# STATED EXERCISE
Go over the listing below line by line and tally those containing "icon". Give only the tally.

[Dataset entries on figures]
[START]

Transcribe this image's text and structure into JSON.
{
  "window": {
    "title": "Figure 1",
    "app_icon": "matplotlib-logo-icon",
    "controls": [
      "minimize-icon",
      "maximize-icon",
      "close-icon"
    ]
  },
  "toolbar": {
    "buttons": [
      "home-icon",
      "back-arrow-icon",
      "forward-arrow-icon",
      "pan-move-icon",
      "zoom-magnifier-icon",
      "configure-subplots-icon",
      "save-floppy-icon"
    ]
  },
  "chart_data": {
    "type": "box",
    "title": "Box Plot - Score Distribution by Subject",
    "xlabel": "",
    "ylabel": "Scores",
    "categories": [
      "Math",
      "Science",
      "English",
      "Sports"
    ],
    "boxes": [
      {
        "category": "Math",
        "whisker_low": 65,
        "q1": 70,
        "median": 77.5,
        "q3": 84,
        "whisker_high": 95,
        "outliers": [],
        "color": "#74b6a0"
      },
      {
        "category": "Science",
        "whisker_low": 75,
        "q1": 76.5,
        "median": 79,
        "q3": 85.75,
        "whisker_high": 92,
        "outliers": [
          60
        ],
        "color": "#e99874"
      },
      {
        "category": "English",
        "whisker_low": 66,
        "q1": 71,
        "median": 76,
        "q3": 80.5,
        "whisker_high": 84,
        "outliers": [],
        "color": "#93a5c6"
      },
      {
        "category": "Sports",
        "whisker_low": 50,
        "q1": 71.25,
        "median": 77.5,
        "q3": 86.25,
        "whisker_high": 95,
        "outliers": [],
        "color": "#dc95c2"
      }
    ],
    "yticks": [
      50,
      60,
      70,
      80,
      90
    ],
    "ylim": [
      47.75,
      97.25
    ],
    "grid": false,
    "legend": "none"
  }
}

[END]

# RESULT OF THIS TASK
11